> **Supplied records**
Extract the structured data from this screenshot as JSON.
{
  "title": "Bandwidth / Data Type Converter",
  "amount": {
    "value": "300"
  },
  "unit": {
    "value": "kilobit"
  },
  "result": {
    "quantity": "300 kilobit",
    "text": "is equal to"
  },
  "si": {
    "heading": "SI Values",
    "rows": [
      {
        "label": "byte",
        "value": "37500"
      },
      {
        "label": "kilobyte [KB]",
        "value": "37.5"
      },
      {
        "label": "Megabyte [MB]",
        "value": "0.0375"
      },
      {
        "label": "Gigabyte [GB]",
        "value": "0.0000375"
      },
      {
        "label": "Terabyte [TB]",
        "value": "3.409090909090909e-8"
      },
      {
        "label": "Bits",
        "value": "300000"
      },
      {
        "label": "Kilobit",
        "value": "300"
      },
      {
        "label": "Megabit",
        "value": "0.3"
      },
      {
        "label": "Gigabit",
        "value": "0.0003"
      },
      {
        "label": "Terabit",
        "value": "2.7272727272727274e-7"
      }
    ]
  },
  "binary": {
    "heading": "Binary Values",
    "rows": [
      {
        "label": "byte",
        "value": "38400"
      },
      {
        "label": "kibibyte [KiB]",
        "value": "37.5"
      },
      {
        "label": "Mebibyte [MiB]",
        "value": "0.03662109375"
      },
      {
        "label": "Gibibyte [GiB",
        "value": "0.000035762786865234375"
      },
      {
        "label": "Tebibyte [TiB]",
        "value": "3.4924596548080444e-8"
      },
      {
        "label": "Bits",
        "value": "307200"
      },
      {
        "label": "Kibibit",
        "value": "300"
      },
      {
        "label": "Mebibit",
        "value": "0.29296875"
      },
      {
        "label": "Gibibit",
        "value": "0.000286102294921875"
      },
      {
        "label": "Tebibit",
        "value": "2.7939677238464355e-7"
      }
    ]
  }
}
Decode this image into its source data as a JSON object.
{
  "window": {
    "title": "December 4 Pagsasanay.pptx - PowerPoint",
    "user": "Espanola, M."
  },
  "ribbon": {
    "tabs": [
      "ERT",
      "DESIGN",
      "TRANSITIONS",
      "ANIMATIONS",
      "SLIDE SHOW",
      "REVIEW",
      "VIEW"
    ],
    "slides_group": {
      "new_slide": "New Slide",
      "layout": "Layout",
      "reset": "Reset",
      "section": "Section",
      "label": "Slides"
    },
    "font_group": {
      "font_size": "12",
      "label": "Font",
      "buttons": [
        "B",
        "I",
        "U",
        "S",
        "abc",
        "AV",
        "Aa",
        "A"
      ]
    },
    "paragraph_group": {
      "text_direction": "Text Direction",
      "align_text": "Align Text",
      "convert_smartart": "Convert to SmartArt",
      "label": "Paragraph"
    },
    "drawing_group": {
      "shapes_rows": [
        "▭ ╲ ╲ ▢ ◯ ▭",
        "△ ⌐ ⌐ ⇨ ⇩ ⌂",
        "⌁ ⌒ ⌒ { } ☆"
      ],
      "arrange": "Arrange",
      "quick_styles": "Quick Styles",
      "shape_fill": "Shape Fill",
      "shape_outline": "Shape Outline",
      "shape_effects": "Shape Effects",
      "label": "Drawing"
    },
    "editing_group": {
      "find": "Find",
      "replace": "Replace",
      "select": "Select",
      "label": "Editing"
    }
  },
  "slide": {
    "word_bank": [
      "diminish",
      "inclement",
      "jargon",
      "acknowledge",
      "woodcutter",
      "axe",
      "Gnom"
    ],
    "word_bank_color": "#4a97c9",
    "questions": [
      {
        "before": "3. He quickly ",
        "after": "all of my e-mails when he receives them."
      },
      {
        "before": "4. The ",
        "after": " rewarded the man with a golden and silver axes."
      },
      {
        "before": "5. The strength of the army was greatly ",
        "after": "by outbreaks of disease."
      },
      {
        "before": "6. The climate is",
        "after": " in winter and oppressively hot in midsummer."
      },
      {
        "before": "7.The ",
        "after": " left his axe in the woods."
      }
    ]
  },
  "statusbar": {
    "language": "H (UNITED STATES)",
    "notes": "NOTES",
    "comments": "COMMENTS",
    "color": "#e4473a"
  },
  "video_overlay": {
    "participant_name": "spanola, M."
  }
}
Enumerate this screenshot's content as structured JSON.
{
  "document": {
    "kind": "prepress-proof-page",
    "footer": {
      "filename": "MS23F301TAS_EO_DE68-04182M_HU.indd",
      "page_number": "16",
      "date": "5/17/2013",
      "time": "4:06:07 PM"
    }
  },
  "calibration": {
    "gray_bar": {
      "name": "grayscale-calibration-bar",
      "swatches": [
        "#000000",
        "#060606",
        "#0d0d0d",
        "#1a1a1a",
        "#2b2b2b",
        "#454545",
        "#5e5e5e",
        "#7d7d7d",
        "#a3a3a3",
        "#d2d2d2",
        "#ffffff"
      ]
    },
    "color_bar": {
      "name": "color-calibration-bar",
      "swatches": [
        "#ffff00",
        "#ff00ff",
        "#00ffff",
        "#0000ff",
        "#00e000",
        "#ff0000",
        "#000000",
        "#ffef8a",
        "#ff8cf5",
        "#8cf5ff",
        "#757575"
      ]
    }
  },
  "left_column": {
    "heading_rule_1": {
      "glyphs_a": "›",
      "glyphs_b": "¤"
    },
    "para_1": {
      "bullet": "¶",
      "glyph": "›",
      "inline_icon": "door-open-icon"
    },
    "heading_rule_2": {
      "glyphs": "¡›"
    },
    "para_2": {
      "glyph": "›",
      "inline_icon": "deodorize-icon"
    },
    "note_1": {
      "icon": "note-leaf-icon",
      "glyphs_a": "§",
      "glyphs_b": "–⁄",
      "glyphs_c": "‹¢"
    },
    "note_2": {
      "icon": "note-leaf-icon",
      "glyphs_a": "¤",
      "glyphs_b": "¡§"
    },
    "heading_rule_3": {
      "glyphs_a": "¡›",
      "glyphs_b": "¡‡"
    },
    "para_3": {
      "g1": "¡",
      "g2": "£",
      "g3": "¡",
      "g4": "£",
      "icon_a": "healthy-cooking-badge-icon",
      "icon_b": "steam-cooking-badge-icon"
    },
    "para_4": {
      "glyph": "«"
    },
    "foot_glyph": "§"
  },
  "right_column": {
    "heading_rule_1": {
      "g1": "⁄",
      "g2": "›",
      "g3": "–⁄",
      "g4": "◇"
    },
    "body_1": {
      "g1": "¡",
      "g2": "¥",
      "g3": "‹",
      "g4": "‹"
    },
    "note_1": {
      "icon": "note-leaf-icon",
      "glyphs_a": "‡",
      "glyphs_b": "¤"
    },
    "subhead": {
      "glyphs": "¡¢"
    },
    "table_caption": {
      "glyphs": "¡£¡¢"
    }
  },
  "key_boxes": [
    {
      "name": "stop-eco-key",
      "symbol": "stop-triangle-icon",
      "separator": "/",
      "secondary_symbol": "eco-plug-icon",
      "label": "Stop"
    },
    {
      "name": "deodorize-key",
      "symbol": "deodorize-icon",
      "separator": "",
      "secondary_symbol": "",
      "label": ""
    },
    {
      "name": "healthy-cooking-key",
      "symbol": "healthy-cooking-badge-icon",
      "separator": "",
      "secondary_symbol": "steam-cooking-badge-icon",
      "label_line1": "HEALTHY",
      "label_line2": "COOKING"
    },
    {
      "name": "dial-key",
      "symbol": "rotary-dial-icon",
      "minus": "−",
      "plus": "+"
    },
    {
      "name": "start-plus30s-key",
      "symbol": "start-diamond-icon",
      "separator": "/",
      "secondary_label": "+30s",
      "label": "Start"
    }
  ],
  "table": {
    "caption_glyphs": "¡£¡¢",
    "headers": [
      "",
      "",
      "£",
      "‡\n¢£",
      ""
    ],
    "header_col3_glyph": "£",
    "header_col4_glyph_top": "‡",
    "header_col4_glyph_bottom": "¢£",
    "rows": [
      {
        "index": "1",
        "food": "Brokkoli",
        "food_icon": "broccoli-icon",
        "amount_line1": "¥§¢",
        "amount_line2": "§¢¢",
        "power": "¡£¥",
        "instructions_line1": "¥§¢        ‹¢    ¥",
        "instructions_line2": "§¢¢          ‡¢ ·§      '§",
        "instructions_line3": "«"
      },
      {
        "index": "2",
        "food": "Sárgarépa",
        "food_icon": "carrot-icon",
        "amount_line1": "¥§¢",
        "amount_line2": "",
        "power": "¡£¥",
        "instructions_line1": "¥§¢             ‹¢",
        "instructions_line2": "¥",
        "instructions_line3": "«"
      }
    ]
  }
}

> **Goal of the exercise**
In the material above, find each line that contains the word "steam", and select it.

> **Correct response**
      "icon_b": "steam-cooking-badge-icon"
      "secondary_symbol": "steam-cooking-badge-icon",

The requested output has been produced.